#### Items:
##########
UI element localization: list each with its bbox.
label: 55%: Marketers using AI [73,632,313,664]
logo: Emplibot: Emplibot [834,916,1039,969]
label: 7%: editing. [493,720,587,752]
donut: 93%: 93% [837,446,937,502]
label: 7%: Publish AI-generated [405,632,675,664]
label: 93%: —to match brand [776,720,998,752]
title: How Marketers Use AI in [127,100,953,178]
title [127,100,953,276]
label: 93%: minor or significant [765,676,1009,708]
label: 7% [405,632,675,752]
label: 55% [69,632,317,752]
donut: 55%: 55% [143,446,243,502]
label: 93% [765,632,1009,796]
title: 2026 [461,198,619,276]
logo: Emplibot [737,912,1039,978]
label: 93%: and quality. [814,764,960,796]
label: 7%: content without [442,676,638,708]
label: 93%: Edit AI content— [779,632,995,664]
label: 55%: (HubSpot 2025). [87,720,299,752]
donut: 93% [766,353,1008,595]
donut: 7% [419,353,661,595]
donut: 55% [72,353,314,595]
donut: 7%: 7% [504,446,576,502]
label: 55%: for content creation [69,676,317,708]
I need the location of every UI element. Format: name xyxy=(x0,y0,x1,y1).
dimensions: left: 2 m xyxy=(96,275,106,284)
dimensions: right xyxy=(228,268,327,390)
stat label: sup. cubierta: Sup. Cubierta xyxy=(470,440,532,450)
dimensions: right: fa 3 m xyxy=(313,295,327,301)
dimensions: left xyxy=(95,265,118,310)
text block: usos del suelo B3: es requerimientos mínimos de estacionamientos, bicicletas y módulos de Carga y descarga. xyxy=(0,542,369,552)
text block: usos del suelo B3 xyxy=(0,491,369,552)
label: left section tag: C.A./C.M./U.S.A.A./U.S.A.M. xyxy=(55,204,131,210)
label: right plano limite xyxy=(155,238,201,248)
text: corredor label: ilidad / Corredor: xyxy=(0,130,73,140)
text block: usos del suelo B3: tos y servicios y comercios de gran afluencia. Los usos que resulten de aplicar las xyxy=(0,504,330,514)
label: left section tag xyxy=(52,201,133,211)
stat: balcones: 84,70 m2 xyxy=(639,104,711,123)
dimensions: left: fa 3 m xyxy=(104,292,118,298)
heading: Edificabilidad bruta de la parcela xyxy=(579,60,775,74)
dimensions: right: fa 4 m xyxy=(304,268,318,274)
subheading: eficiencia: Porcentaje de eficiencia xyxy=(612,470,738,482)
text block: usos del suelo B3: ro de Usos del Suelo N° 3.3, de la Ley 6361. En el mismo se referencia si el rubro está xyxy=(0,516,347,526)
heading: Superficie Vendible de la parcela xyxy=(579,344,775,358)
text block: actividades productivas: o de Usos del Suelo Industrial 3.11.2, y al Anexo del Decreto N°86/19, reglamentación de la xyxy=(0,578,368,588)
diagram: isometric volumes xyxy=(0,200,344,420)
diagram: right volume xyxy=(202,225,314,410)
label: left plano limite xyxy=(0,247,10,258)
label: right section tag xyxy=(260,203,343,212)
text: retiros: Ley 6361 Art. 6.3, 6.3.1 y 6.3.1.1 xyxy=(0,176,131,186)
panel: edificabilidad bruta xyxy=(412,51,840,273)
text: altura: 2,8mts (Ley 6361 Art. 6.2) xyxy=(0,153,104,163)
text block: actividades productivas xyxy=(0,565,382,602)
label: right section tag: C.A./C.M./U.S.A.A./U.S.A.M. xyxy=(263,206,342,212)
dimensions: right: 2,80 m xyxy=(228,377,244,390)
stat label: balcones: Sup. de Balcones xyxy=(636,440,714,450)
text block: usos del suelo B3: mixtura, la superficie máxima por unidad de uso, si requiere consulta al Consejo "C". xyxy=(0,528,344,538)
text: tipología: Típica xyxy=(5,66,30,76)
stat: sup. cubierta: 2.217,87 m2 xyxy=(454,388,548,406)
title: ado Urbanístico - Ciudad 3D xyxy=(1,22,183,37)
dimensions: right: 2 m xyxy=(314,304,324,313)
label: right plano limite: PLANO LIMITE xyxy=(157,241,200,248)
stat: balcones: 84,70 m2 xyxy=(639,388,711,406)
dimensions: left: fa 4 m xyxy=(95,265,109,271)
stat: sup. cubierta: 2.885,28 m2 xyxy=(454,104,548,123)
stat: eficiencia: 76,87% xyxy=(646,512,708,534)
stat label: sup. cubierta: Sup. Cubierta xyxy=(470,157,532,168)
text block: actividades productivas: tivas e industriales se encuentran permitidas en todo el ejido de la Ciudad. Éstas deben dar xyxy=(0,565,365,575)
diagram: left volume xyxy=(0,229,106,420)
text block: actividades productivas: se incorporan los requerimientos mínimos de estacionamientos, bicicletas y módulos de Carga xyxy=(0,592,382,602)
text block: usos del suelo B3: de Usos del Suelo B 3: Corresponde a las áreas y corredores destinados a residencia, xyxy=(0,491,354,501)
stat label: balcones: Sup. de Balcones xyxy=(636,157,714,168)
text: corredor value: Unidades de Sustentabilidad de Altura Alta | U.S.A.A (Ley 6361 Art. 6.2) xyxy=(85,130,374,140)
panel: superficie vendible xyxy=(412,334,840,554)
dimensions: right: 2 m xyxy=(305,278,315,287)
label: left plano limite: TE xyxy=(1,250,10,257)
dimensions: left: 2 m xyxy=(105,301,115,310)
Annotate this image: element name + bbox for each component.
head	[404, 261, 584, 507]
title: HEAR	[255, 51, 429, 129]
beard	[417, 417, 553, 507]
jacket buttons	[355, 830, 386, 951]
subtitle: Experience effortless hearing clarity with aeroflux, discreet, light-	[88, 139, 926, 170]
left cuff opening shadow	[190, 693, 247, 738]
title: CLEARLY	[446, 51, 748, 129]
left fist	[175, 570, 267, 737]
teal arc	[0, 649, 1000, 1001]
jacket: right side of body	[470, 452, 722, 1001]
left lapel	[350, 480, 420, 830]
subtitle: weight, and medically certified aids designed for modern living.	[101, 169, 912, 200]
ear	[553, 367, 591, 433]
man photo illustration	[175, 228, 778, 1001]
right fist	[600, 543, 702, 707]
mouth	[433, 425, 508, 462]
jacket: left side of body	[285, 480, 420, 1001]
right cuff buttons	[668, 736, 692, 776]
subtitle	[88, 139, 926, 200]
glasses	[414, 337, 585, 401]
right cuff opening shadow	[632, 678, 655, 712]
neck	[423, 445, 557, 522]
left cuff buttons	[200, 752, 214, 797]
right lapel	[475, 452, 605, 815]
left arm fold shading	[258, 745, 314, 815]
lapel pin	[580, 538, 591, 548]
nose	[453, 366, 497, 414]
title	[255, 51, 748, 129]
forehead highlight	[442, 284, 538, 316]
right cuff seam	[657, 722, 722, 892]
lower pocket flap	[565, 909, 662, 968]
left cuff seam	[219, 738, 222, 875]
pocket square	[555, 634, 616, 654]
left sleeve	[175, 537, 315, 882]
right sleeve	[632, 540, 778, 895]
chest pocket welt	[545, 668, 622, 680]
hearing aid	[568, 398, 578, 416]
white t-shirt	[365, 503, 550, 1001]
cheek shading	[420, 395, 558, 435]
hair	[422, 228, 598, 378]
##########
#### Your objective:
Rewrite the listing above, replacing each occurrence of "cuff" with "wrist" and leaving every other line unchanged.

#### Reply to the exercise:
UI element localization: list each with its bbox.
label: 55%: Marketers using AI [73,632,313,664]
logo: Emplibot: Emplibot [834,916,1039,969]
label: 7%: editing. [493,720,587,752]
donut: 93%: 93% [837,446,937,502]
label: 7%: Publish AI-generated [405,632,675,664]
label: 93%: —to match brand [776,720,998,752]
title: How Marketers Use AI in [127,100,953,178]
title [127,100,953,276]
label: 93%: minor or significant [765,676,1009,708]
label: 7% [405,632,675,752]
label: 55% [69,632,317,752]
donut: 55%: 55% [143,446,243,502]
label: 93% [765,632,1009,796]
title: 2026 [461,198,619,276]
logo: Emplibot [737,912,1039,978]
label: 93%: and quality. [814,764,960,796]
label: 7%: content without [442,676,638,708]
label: 93%: Edit AI content— [779,632,995,664]
label: 55%: (HubSpot 2025). [87,720,299,752]
donut: 93% [766,353,1008,595]
donut: 7% [419,353,661,595]
donut: 55% [72,353,314,595]
donut: 7%: 7% [504,446,576,502]
label: 55%: for content creation [69,676,317,708]
I need the location of every UI element. Format: name xyxy=(x0,y0,x1,y1).
dimensions: left: 2 m xyxy=(96,275,106,284)
dimensions: right xyxy=(228,268,327,390)
stat label: sup. cubierta: Sup. Cubierta xyxy=(470,440,532,450)
dimensions: right: fa 3 m xyxy=(313,295,327,301)
dimensions: left xyxy=(95,265,118,310)
text block: usos del suelo B3: es requerimientos mínimos de estacionamientos, bicicletas y módulos de Carga y descarga. xyxy=(0,542,369,552)
text block: usos del suelo B3 xyxy=(0,491,369,552)
label: left section tag: C.A./C.M./U.S.A.A./U.S.A.M. xyxy=(55,204,131,210)
label: right plano limite xyxy=(155,238,201,248)
text: corredor label: ilidad / Corredor: xyxy=(0,130,73,140)
text block: usos del suelo B3: tos y servicios y comercios de gran afluencia. Los usos que resulten de aplicar las xyxy=(0,504,330,514)
label: left section tag xyxy=(52,201,133,211)
stat: balcones: 84,70 m2 xyxy=(639,104,711,123)
dimensions: left: fa 3 m xyxy=(104,292,118,298)
heading: Edificabilidad bruta de la parcela xyxy=(579,60,775,74)
dimensions: right: fa 4 m xyxy=(304,268,318,274)
subheading: eficiencia: Porcentaje de eficiencia xyxy=(612,470,738,482)
text block: usos del suelo B3: ro de Usos del Suelo N° 3.3, de la Ley 6361. En el mismo se referencia si el rubro está xyxy=(0,516,347,526)
heading: Superficie Vendible de la parcela xyxy=(579,344,775,358)
text block: actividades productivas: o de Usos del Suelo Industrial 3.11.2, y al Anexo del Decreto N°86/19, reglamentación de la xyxy=(0,578,368,588)
diagram: isometric volumes xyxy=(0,200,344,420)
diagram: right volume xyxy=(202,225,314,410)
label: left plano limite xyxy=(0,247,10,258)
label: right section tag xyxy=(260,203,343,212)
text: retiros: Ley 6361 Art. 6.3, 6.3.1 y 6.3.1.1 xyxy=(0,176,131,186)
panel: edificabilidad bruta xyxy=(412,51,840,273)
text: altura: 2,8mts (Ley 6361 Art. 6.2) xyxy=(0,153,104,163)
text block: actividades productivas xyxy=(0,565,382,602)
label: right section tag: C.A./C.M./U.S.A.A./U.S.A.M. xyxy=(263,206,342,212)
dimensions: right: 2,80 m xyxy=(228,377,244,390)
stat label: balcones: Sup. de Balcones xyxy=(636,440,714,450)
text block: usos del suelo B3: mixtura, la superficie máxima por unidad de uso, si requiere consulta al Consejo "C". xyxy=(0,528,344,538)
text: tipología: Típica xyxy=(5,66,30,76)
stat: sup. cubierta: 2.217,87 m2 xyxy=(454,388,548,406)
title: ado Urbanístico - Ciudad 3D xyxy=(1,22,183,37)
dimensions: right: 2 m xyxy=(314,304,324,313)
label: right plano limite: PLANO LIMITE xyxy=(157,241,200,248)
stat: balcones: 84,70 m2 xyxy=(639,388,711,406)
dimensions: left: fa 4 m xyxy=(95,265,109,271)
stat: sup. cubierta: 2.885,28 m2 xyxy=(454,104,548,123)
stat: eficiencia: 76,87% xyxy=(646,512,708,534)
stat label: sup. cubierta: Sup. Cubierta xyxy=(470,157,532,168)
text block: actividades productivas: tivas e industriales se encuentran permitidas en todo el ejido de la Ciudad. Éstas deben dar xyxy=(0,565,365,575)
diagram: left volume xyxy=(0,229,106,420)
text block: actividades productivas: se incorporan los requerimientos mínimos de estacionamientos, bicicletas y módulos de Carga xyxy=(0,592,382,602)
text block: usos del suelo B3: de Usos del Suelo B 3: Corresponde a las áreas y corredores destinados a residencia, xyxy=(0,491,354,501)
stat label: balcones: Sup. de Balcones xyxy=(636,157,714,168)
text: corredor value: Unidades de Sustentabilidad de Altura Alta | U.S.A.A (Ley 6361 Art. 6.2) xyxy=(85,130,374,140)
panel: superficie vendible xyxy=(412,334,840,554)
dimensions: right: 2 m xyxy=(305,278,315,287)
label: left plano limite: TE xyxy=(1,250,10,257)
dimensions: left: 2 m xyxy=(105,301,115,310)
Annotate this image: element name + bbox for each component.
head	[404, 261, 584, 507]
title: HEAR	[255, 51, 429, 129]
beard	[417, 417, 553, 507]
jacket buttons	[355, 830, 386, 951]
subtitle: Experience effortless hearing clarity with aeroflux, discreet, light-	[88, 139, 926, 170]
left wrist opening shadow	[190, 693, 247, 738]
title: CLEARLY	[446, 51, 748, 129]
left fist	[175, 570, 267, 737]
teal arc	[0, 649, 1000, 1001]
jacket: right side of body	[470, 452, 722, 1001]
left lapel	[350, 480, 420, 830]
subtitle: weight, and medically certified aids designed for modern living.	[101, 169, 912, 200]
ear	[553, 367, 591, 433]
man photo illustration	[175, 228, 778, 1001]
right fist	[600, 543, 702, 707]
mouth	[433, 425, 508, 462]
jacket: left side of body	[285, 480, 420, 1001]
right wrist buttons	[668, 736, 692, 776]
subtitle	[88, 139, 926, 200]
glasses	[414, 337, 585, 401]
right wrist opening shadow	[632, 678, 655, 712]
neck	[423, 445, 557, 522]
left wrist buttons	[200, 752, 214, 797]
right lapel	[475, 452, 605, 815]
left arm fold shading	[258, 745, 314, 815]
lapel pin	[580, 538, 591, 548]
nose	[453, 366, 497, 414]
title	[255, 51, 748, 129]
forehead highlight	[442, 284, 538, 316]
right wrist seam	[657, 722, 722, 892]
lower pocket flap	[565, 909, 662, 968]
left wrist seam	[219, 738, 222, 875]
pocket square	[555, 634, 616, 654]
left sleeve	[175, 537, 315, 882]
right sleeve	[632, 540, 778, 895]
chest pocket welt	[545, 668, 622, 680]
hearing aid	[568, 398, 578, 416]
white t-shirt	[365, 503, 550, 1001]
cheek shading	[420, 395, 558, 435]
hair	[422, 228, 598, 378]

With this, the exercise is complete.